◆ GOAL ◆
From the entries provided below, copy each line that contains the word "this".
++++ MATERIAL ++++
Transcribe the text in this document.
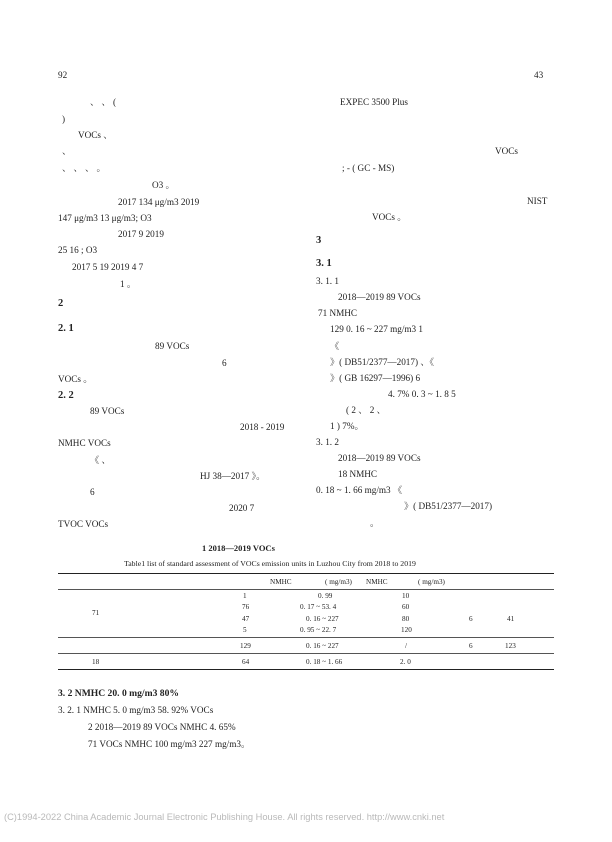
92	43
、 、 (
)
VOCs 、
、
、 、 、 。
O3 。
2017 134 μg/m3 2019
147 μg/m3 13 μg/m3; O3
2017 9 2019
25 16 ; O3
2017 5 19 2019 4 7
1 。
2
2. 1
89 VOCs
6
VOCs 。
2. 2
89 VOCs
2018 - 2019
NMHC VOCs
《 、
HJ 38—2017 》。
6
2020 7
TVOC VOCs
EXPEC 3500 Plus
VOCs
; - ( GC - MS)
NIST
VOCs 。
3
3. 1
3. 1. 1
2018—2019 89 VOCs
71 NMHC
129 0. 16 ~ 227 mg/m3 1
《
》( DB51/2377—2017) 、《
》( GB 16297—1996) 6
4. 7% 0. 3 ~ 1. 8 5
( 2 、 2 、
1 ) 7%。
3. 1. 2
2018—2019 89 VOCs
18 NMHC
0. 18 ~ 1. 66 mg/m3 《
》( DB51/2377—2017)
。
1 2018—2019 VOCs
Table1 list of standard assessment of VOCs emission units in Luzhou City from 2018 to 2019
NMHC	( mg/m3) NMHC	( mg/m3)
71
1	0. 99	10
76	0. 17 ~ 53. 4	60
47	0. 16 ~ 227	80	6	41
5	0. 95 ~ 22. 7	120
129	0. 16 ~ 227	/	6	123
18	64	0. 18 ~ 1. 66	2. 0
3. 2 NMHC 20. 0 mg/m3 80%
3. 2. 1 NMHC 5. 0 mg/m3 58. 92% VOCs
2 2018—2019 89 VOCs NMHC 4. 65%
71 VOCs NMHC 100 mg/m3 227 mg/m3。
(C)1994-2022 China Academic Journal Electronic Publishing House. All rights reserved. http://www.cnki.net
++++
++++ MATERIAL ++++
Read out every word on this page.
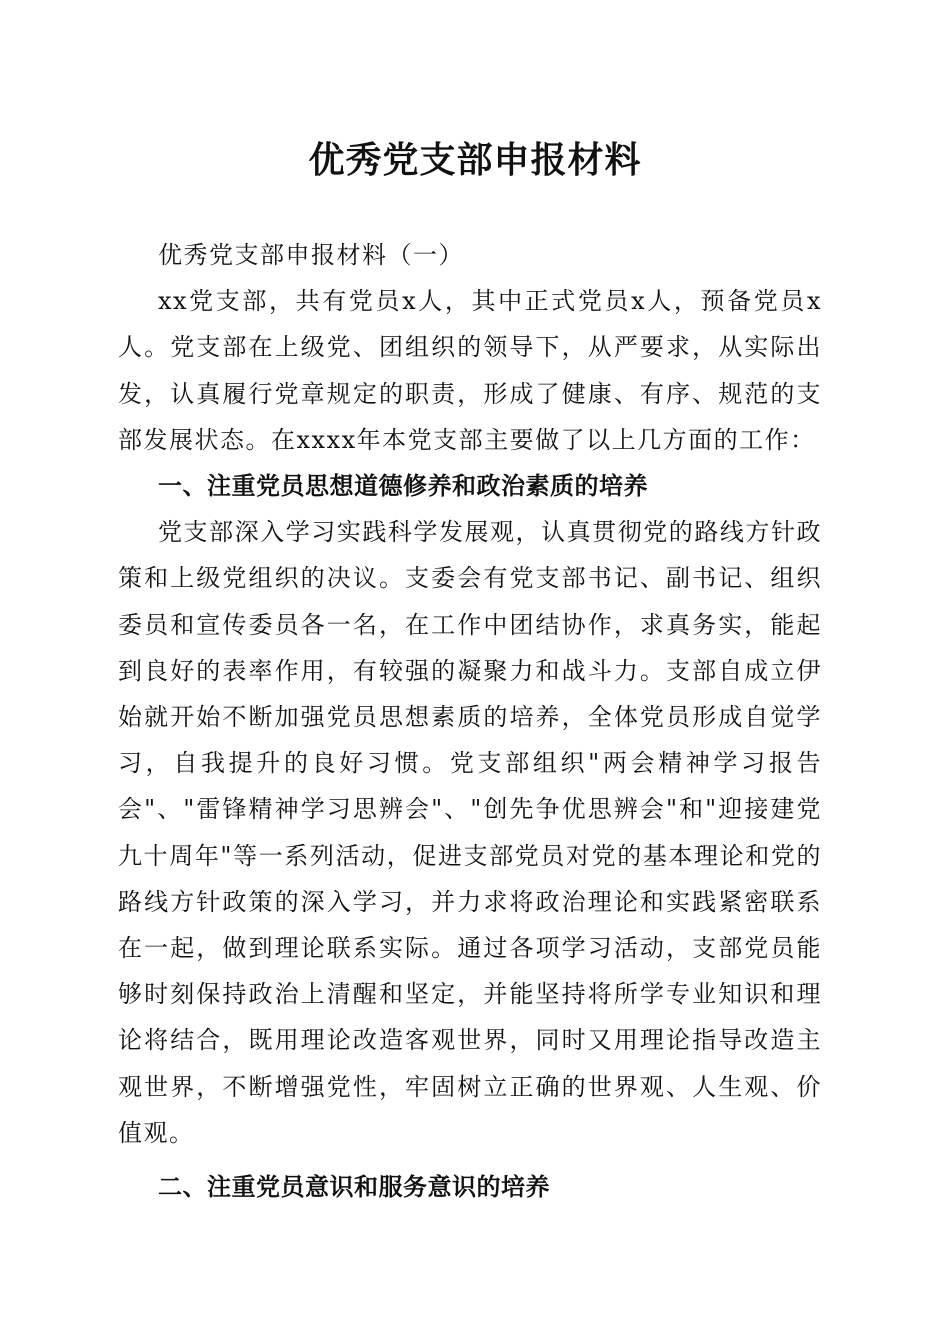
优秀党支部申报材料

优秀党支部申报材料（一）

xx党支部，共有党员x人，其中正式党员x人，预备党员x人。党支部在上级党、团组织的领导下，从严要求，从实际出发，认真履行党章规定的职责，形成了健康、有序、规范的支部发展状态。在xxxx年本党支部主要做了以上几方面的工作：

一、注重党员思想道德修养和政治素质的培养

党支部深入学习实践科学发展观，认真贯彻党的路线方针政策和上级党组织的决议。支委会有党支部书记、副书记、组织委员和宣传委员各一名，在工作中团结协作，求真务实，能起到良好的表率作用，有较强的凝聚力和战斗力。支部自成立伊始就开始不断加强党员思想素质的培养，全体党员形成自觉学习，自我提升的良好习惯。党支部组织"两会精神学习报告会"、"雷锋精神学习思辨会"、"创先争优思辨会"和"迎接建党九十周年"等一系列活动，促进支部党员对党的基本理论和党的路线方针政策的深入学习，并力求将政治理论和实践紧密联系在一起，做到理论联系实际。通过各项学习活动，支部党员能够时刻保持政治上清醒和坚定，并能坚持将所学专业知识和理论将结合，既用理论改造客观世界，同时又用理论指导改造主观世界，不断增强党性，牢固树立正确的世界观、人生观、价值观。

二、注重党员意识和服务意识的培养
++++
◆ EXERCISE SOLUTION ◆
Transcribe the text in this document.
Read out every word on this page.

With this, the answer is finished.